Study material Start Marker

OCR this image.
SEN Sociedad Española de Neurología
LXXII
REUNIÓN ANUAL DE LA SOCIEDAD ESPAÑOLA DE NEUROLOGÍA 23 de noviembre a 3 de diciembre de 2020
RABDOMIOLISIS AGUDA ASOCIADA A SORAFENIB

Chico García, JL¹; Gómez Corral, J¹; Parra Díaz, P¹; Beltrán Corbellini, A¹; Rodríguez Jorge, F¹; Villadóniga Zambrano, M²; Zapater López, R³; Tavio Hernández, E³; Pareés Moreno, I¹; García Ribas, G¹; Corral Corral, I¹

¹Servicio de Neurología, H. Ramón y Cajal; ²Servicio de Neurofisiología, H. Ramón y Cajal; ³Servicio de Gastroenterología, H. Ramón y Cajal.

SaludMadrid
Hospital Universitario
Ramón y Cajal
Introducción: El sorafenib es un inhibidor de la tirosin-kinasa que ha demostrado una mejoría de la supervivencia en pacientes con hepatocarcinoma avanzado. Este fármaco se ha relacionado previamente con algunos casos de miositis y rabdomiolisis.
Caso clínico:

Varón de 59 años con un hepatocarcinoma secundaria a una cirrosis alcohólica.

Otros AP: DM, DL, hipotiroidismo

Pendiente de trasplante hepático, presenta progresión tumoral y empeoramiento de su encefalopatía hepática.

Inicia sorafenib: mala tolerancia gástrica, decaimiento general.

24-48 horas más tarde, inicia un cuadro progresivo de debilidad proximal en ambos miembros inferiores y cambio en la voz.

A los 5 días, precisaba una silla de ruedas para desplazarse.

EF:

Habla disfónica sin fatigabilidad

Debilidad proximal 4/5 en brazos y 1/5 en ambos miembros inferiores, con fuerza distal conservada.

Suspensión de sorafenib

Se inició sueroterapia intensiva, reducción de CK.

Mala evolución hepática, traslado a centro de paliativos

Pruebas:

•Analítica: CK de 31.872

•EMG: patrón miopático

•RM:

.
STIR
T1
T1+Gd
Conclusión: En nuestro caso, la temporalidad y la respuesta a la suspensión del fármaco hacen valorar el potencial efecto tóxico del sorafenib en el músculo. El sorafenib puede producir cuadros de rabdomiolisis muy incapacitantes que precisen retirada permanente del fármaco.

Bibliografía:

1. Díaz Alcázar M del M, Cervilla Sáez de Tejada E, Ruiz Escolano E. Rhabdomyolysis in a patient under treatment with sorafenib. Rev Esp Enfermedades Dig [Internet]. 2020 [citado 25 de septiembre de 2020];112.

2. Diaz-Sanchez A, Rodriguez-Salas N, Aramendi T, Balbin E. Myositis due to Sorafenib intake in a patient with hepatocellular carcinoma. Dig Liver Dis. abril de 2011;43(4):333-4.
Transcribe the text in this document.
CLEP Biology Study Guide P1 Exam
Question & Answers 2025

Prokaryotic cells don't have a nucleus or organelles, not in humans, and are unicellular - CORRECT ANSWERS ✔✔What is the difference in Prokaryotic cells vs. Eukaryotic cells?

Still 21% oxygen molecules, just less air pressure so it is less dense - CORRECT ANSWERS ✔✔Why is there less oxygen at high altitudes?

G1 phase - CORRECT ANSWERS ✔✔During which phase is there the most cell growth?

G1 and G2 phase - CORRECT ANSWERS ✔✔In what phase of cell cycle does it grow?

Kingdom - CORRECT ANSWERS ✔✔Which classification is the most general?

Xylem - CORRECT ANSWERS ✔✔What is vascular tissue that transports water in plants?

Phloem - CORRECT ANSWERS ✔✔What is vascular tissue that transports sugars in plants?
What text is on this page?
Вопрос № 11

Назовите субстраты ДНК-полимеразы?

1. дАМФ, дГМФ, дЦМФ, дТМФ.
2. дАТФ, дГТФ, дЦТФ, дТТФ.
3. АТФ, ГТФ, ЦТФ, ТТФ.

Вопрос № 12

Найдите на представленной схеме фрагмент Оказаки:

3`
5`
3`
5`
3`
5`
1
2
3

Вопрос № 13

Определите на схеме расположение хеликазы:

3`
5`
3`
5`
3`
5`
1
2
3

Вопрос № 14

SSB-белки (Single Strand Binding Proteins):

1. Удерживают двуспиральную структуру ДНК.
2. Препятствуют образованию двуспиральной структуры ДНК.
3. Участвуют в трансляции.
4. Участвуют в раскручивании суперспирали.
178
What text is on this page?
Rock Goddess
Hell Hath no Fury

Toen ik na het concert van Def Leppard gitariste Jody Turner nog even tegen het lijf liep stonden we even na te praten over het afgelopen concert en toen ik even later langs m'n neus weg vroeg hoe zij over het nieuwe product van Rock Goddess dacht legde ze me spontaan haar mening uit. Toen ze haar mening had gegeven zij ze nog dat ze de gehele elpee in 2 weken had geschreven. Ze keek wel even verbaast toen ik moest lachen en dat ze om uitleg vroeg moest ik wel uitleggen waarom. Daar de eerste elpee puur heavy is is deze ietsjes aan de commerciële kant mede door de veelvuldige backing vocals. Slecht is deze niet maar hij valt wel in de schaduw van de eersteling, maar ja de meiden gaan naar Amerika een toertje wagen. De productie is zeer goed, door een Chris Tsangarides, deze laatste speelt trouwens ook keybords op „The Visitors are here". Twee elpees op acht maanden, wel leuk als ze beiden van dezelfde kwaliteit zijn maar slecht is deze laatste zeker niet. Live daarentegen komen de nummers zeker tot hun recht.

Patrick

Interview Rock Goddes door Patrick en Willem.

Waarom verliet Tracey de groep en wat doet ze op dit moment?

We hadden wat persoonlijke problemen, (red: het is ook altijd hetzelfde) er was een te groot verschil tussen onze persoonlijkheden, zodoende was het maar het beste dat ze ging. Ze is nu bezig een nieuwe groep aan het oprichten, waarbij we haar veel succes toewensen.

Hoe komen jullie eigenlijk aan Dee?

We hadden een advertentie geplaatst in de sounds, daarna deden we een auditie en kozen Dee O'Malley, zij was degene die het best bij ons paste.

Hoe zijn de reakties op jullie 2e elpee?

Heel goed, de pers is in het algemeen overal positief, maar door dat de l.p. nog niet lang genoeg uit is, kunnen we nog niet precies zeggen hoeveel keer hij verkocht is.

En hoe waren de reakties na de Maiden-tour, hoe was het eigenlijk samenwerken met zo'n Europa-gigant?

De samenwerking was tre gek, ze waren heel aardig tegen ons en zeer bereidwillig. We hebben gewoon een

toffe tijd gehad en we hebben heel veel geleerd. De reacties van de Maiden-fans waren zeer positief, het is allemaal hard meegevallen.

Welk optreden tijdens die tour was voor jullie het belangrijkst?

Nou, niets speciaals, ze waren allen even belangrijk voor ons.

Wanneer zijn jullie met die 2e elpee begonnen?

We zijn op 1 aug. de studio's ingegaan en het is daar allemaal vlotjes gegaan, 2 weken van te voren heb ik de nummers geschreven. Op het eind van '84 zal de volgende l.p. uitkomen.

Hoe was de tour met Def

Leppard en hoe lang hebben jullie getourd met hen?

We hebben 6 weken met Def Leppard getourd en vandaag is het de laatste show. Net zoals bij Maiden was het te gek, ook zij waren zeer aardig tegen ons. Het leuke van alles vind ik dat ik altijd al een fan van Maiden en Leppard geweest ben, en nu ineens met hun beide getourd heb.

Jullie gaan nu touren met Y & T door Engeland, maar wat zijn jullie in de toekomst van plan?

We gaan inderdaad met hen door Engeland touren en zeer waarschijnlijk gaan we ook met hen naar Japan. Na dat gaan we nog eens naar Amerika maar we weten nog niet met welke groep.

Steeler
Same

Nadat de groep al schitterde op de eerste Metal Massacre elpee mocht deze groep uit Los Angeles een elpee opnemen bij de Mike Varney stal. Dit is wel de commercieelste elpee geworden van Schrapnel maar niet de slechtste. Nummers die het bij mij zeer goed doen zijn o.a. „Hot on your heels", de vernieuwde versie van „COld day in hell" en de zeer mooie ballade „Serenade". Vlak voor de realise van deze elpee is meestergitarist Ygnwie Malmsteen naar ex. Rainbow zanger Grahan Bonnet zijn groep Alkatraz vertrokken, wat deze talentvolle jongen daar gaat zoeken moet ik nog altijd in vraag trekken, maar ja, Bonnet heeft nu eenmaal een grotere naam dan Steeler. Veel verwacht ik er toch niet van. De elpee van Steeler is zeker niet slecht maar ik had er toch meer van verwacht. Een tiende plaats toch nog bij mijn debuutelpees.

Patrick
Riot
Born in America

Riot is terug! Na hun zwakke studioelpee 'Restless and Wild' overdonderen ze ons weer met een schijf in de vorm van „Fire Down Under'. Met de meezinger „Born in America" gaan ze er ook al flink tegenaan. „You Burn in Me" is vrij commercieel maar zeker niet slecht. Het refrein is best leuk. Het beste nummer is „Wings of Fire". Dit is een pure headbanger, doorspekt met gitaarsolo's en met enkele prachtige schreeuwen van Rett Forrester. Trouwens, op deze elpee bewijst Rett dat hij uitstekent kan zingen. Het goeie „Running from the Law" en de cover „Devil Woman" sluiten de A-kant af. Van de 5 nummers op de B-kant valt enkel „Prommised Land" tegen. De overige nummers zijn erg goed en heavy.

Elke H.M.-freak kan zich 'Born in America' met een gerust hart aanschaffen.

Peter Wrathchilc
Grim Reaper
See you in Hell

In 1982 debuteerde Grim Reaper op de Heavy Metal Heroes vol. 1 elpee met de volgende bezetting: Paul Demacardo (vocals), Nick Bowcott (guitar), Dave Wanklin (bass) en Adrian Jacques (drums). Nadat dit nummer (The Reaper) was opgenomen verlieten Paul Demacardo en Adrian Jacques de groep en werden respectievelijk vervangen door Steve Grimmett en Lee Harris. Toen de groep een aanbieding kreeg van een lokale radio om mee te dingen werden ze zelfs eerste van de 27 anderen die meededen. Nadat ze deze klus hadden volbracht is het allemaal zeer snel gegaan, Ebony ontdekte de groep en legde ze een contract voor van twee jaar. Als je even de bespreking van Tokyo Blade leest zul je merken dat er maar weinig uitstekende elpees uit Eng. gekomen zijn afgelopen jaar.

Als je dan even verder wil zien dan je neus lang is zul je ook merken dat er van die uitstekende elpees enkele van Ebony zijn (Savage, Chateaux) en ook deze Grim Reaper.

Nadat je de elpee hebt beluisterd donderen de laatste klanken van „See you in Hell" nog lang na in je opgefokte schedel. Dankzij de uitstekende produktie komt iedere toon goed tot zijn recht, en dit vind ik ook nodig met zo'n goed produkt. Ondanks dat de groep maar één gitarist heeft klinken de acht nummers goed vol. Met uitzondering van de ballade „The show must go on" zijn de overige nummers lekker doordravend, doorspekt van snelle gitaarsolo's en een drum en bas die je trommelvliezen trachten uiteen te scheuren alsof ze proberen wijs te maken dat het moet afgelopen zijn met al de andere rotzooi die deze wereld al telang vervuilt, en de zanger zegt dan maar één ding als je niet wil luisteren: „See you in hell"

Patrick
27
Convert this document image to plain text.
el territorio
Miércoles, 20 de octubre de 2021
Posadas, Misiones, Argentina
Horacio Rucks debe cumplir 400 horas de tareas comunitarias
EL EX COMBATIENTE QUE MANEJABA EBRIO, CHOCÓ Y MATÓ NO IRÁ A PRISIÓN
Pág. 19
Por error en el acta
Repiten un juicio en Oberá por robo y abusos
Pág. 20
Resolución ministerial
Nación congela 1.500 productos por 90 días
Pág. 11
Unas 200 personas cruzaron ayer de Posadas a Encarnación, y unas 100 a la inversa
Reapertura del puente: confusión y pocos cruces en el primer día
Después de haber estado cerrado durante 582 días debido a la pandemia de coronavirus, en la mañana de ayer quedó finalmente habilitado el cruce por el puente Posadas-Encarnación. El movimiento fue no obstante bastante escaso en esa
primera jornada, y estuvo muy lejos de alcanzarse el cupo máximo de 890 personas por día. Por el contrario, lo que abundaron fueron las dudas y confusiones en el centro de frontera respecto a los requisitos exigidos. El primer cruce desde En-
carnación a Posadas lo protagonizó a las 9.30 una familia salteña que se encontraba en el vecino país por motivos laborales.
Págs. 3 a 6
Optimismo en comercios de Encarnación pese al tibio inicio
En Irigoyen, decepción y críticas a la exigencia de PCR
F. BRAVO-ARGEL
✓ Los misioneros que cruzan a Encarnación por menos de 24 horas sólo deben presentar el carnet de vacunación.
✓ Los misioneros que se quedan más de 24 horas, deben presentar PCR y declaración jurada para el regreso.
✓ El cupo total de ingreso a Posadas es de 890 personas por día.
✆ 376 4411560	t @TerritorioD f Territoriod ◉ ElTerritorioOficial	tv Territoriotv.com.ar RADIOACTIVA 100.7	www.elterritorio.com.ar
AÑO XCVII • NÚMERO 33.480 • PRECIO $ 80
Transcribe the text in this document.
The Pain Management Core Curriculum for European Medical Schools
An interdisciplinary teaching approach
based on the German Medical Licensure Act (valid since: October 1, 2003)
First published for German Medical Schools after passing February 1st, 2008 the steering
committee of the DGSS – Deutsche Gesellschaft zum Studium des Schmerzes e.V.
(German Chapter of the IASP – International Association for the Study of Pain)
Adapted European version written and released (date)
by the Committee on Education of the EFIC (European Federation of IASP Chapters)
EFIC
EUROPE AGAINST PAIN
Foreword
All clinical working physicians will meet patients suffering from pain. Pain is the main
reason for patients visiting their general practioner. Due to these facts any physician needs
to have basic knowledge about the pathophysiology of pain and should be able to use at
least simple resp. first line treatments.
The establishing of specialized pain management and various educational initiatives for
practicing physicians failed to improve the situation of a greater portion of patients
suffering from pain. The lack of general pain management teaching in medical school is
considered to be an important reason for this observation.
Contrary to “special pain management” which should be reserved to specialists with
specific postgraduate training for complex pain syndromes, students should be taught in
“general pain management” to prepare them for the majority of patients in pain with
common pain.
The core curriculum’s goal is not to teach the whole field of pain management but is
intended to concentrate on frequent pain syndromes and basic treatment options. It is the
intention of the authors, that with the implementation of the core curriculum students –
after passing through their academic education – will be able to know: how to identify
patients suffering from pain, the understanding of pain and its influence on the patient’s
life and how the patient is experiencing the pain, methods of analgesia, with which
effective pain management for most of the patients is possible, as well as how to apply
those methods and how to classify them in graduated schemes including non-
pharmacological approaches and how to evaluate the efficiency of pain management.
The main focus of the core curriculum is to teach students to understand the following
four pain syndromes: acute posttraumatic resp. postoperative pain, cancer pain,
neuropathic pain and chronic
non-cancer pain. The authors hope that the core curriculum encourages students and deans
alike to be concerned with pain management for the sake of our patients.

Study material End Marker

Task prompt | Spot every line in the entries that includes the word "there", and copy each one out.

Result |
Still 21% oxygen molecules, just less air pressure so it is less dense - CORRECT ANSWERS ✔✔Why is there less oxygen at high altitudes?
G1 phase - CORRECT ANSWERS ✔✔During which phase is there the most cell growth?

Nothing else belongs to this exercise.